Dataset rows

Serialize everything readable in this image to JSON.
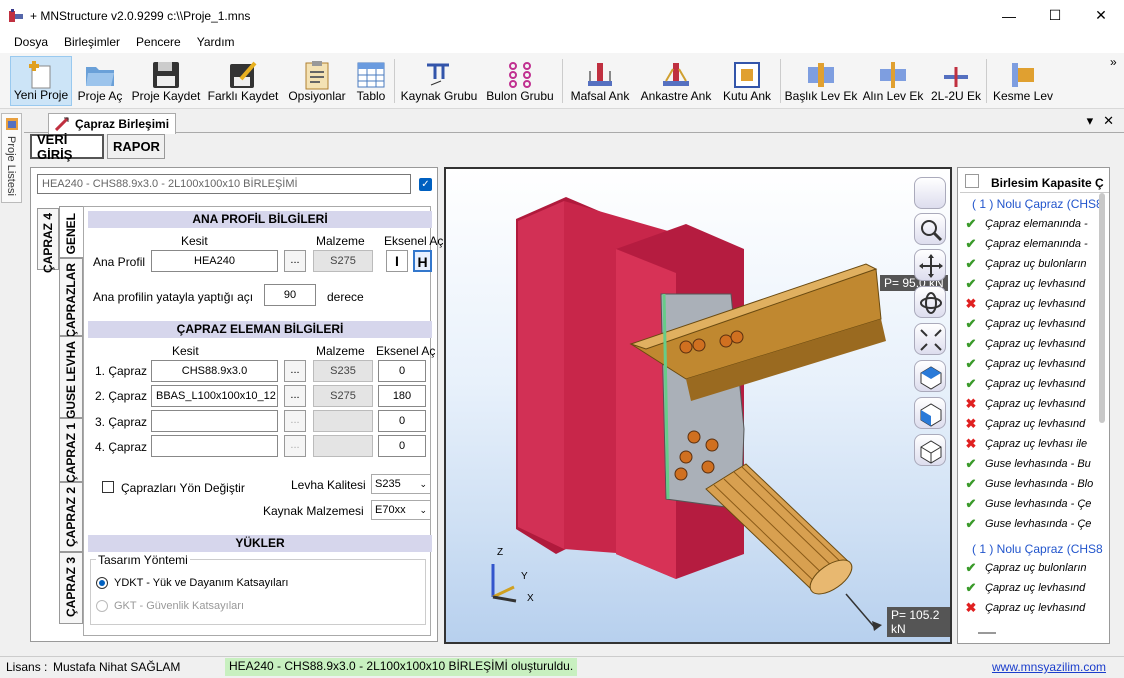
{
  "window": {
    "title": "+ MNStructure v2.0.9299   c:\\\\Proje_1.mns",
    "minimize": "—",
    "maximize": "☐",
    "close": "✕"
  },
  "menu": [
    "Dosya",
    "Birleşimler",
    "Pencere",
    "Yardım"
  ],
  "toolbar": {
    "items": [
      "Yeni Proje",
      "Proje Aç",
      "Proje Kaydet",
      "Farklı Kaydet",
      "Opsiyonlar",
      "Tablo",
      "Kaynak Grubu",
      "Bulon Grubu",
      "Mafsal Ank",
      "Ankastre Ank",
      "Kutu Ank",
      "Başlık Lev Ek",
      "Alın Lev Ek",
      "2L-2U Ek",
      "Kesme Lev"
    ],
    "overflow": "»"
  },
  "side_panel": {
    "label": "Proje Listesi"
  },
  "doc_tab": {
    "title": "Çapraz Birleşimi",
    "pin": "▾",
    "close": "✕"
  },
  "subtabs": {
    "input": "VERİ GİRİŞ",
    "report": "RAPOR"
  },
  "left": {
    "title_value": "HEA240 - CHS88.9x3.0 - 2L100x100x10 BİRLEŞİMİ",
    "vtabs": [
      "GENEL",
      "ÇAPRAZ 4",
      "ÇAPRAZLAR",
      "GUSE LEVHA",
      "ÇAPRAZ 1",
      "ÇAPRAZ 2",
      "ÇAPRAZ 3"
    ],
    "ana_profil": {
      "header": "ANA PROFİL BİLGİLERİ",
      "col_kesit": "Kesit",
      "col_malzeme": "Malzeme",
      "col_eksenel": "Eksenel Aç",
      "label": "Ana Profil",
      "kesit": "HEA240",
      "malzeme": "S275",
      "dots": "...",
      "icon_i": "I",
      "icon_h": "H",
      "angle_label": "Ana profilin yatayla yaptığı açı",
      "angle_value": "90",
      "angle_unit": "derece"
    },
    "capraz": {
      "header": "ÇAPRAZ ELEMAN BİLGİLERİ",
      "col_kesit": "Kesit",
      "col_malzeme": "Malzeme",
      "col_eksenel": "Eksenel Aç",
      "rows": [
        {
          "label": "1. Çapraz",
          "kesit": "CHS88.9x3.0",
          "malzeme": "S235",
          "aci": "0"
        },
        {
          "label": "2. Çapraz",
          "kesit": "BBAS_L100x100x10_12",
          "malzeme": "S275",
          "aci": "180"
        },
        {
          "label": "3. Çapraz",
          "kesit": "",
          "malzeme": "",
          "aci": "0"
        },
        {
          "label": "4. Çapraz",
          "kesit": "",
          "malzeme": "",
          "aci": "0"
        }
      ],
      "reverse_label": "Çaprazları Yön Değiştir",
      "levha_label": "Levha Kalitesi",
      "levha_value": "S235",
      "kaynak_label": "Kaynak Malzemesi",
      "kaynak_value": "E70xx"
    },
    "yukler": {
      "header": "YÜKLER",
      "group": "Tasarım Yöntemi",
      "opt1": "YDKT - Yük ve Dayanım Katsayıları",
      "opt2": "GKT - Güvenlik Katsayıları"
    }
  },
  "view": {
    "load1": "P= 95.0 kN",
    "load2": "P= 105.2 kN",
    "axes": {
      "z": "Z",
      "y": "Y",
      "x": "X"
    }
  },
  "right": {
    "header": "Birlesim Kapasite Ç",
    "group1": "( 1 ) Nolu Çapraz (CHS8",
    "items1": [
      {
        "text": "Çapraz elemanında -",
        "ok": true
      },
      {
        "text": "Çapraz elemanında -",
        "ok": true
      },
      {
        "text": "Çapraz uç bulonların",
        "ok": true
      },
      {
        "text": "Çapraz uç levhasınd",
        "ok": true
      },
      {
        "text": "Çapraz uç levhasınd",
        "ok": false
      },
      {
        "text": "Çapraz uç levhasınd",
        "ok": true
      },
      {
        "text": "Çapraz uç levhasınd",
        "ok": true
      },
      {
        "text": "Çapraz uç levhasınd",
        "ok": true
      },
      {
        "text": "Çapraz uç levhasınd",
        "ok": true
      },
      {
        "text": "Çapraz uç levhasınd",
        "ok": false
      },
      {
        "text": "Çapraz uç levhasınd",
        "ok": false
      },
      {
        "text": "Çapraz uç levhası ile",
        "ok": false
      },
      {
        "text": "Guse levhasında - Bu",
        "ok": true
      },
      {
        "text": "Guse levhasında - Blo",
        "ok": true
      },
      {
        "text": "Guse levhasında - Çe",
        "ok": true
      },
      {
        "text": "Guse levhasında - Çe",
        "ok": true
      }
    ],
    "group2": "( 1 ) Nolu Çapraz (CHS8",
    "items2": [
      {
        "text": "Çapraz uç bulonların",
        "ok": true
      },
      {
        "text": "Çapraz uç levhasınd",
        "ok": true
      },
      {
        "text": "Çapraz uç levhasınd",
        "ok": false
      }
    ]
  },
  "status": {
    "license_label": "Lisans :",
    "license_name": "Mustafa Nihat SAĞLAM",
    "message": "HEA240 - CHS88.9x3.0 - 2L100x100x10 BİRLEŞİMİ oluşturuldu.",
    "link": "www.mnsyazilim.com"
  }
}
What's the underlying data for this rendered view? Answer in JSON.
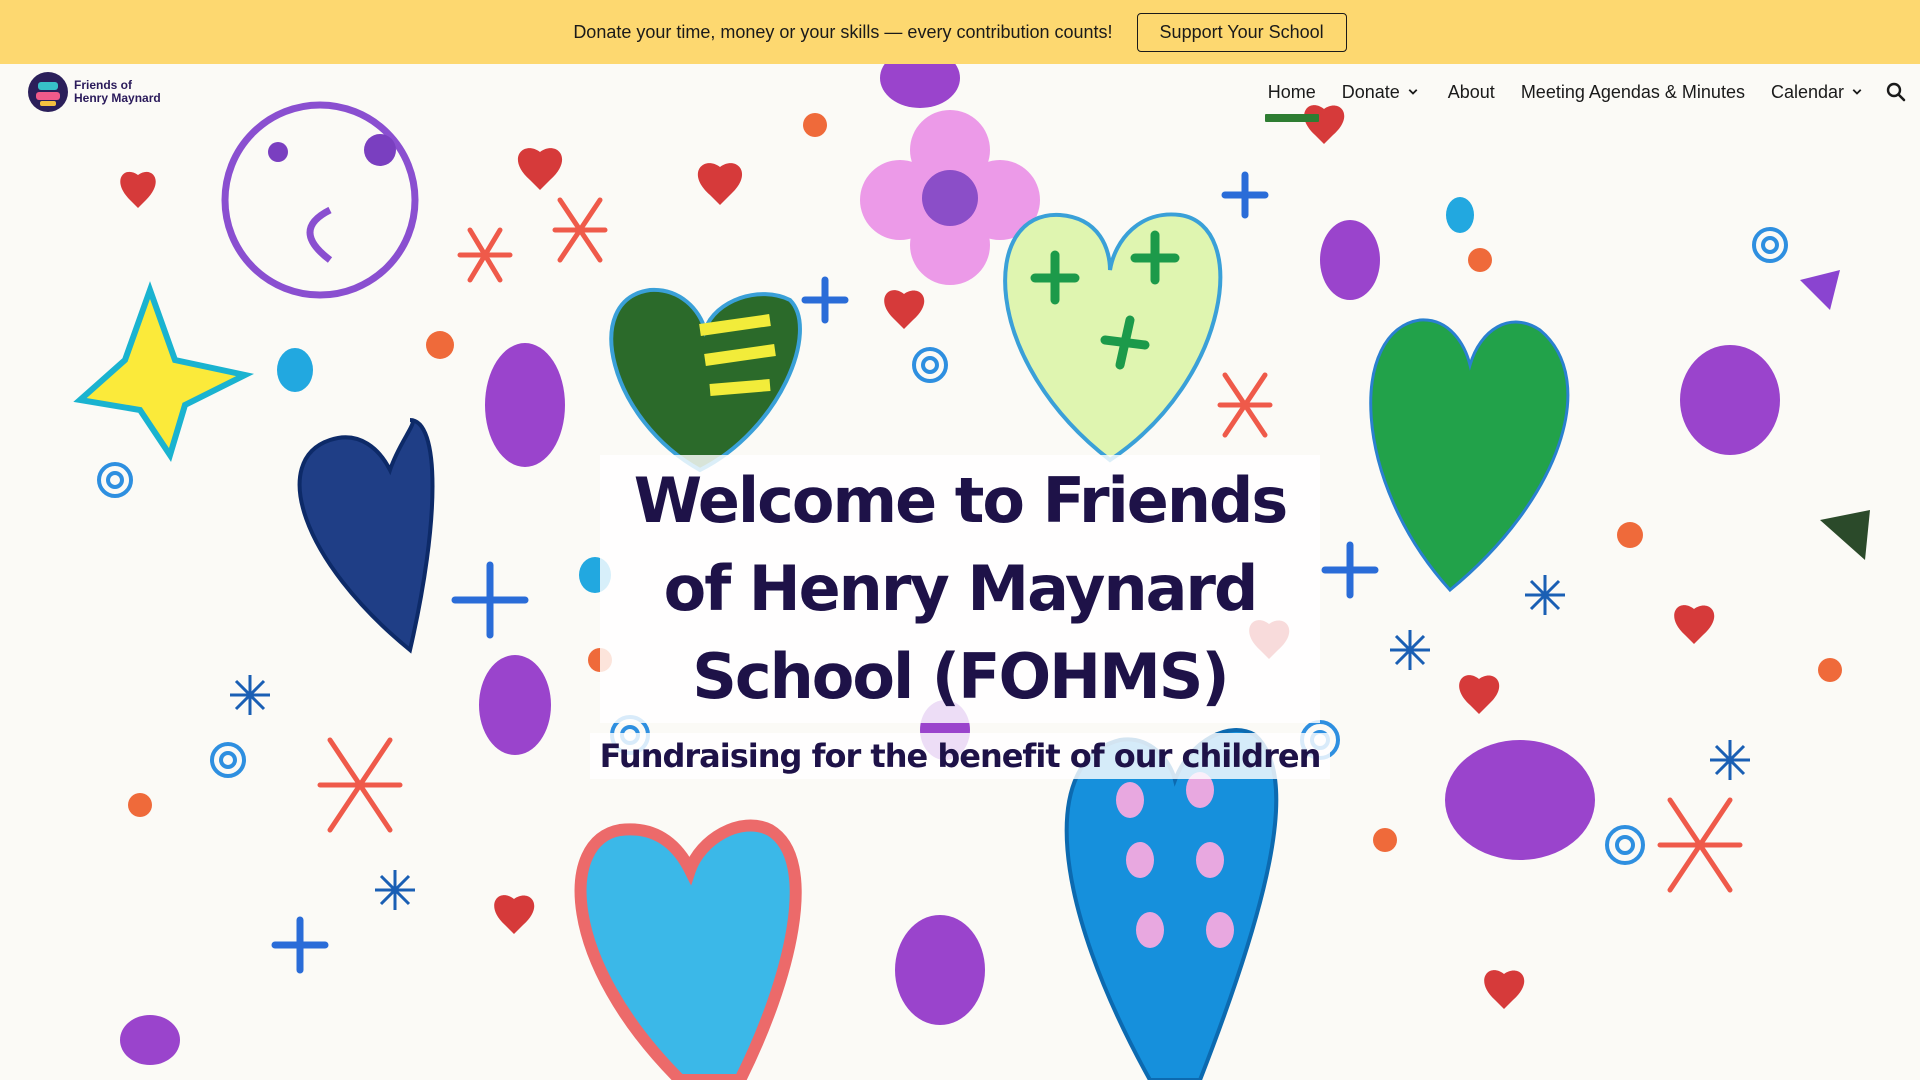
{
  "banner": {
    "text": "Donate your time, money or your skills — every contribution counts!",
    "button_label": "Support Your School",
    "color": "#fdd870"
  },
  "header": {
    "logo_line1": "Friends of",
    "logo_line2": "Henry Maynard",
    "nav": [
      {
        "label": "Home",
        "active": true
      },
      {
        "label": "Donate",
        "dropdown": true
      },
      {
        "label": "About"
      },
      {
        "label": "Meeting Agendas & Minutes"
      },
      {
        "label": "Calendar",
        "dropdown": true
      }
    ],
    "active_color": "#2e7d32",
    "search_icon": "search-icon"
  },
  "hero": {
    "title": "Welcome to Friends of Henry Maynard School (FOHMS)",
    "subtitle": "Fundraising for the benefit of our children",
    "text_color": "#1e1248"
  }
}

## STATED PROBLEM
Except for the pictures, give all the material above again verbatim.

## IN RESPONSE
Serialize everything readable in this image to JSON.
{
  "window": {
    "title": "+ MNStructure v2.0.9299   c:\\\\Proje_1.mns",
    "minimize": "—",
    "maximize": "☐",
    "close": "✕"
  },
  "menu": [
    "Dosya",
    "Birleşimler",
    "Pencere",
    "Yardım"
  ],
  "toolbar": {
    "items": [
      "Yeni Proje",
      "Proje Aç",
      "Proje Kaydet",
      "Farklı Kaydet",
      "Opsiyonlar",
      "Tablo",
      "Kaynak Grubu",
      "Bulon Grubu",
      "Mafsal Ank",
      "Ankastre Ank",
      "Kutu Ank",
      "Başlık Lev Ek",
      "Alın Lev Ek",
      "2L-2U Ek",
      "Kesme Lev"
    ],
    "overflow": "»"
  },
  "side_panel": {
    "label": "Proje Listesi"
  },
  "doc_tab": {
    "title": "Çapraz Birleşimi",
    "pin": "▾",
    "close": "✕"
  },
  "subtabs": {
    "input": "VERİ GİRİŞ",
    "report": "RAPOR"
  },
  "left": {
    "title_value": "HEA240 - CHS88.9x3.0 - 2L100x100x10 BİRLEŞİMİ",
    "vtabs": [
      "GENEL",
      "ÇAPRAZ 4",
      "ÇAPRAZLAR",
      "GUSE LEVHA",
      "ÇAPRAZ 1",
      "ÇAPRAZ 2",
      "ÇAPRAZ 3"
    ],
    "ana_profil": {
      "header": "ANA PROFİL BİLGİLERİ",
      "col_kesit": "Kesit",
      "col_malzeme": "Malzeme",
      "col_eksenel": "Eksenel Aç",
      "label": "Ana Profil",
      "kesit": "HEA240",
      "malzeme": "S275",
      "dots": "...",
      "icon_i": "I",
      "icon_h": "H",
      "angle_label": "Ana profilin yatayla yaptığı açı",
      "angle_value": "90",
      "angle_unit": "derece"
    },
    "capraz": {
      "header": "ÇAPRAZ ELEMAN BİLGİLERİ",
      "col_kesit": "Kesit",
      "col_malzeme": "Malzeme",
      "col_eksenel": "Eksenel Aç",
      "rows": [
        {
          "label": "1. Çapraz",
          "kesit": "CHS88.9x3.0",
          "malzeme": "S235",
          "aci": "0"
        },
        {
          "label": "2. Çapraz",
          "kesit": "BBAS_L100x100x10_12",
          "malzeme": "S275",
          "aci": "180"
        },
        {
          "label": "3. Çapraz",
          "kesit": "",
          "malzeme": "",
          "aci": "0"
        },
        {
          "label": "4. Çapraz",
          "kesit": "",
          "malzeme": "",
          "aci": "0"
        }
      ],
      "reverse_label": "Çaprazları Yön Değiştir",
      "levha_label": "Levha Kalitesi",
      "levha_value": "S235",
      "kaynak_label": "Kaynak Malzemesi",
      "kaynak_value": "E70xx"
    },
    "yukler": {
      "header": "YÜKLER",
      "group": "Tasarım Yöntemi",
      "opt1": "YDKT - Yük ve Dayanım Katsayıları",
      "opt2": "GKT - Güvenlik Katsayıları"
    }
  },
  "view": {
    "load1": "P= 95.0 kN",
    "load2": "P= 105.2 kN",
    "axes": {
      "z": "Z",
      "y": "Y",
      "x": "X"
    }
  },
  "right": {
    "header": "Birlesim Kapasite Ç",
    "group1": "( 1 ) Nolu Çapraz (CHS8",
    "items1": [
      {
        "text": "Çapraz elemanında -",
        "ok": true
      },
      {
        "text": "Çapraz elemanında -",
        "ok": true
      },
      {
        "text": "Çapraz uç bulonların",
        "ok": true
      },
      {
        "text": "Çapraz uç levhasınd",
        "ok": true
      },
      {
        "text": "Çapraz uç levhasınd",
        "ok": false
      },
      {
        "text": "Çapraz uç levhasınd",
        "ok": true
      },
      {
        "text": "Çapraz uç levhasınd",
        "ok": true
      },
      {
        "text": "Çapraz uç levhasınd",
        "ok": true
      },
      {
        "text": "Çapraz uç levhasınd",
        "ok": true
      },
      {
        "text": "Çapraz uç levhasınd",
        "ok": false
      },
      {
        "text": "Çapraz uç levhasınd",
        "ok": false
      },
      {
        "text": "Çapraz uç levhası ile",
        "ok": false
      },
      {
        "text": "Guse levhasında - Bu",
        "ok": true
      },
      {
        "text": "Guse levhasında - Blo",
        "ok": true
      },
      {
        "text": "Guse levhasında - Çe",
        "ok": true
      },
      {
        "text": "Guse levhasında - Çe",
        "ok": true
      }
    ],
    "group2": "( 1 ) Nolu Çapraz (CHS8",
    "items2": [
      {
        "text": "Çapraz uç bulonların",
        "ok": true
      },
      {
        "text": "Çapraz uç levhasınd",
        "ok": true
      },
      {
        "text": "Çapraz uç levhasınd",
        "ok": false
      }
    ]
  },
  "status": {
    "license_label": "Lisans :",
    "license_name": "Mustafa Nihat SAĞLAM",
    "message": "HEA240 - CHS88.9x3.0 - 2L100x100x10 BİRLEŞİMİ oluşturuldu.",
    "link": "www.mnsyazilim.com"
  }
}
What's the underlying data for this rendered view? Answer in JSON.
{
  "banner": {
    "text": "Donate your time, money or your skills — every contribution counts!",
    "button_label": "Support Your School",
    "color": "#fdd870"
  },
  "header": {
    "logo_line1": "Friends of",
    "logo_line2": "Henry Maynard",
    "nav": [
      {
        "label": "Home",
        "active": true
      },
      {
        "label": "Donate",
        "dropdown": true
      },
      {
        "label": "About"
      },
      {
        "label": "Meeting Agendas & Minutes"
      },
      {
        "label": "Calendar",
        "dropdown": true
      }
    ],
    "active_color": "#2e7d32",
    "search_icon": "search-icon"
  },
  "hero": {
    "title": "Welcome to Friends of Henry Maynard School (FOHMS)",
    "subtitle": "Fundraising for the benefit of our children",
    "text_color": "#1e1248"
  }
}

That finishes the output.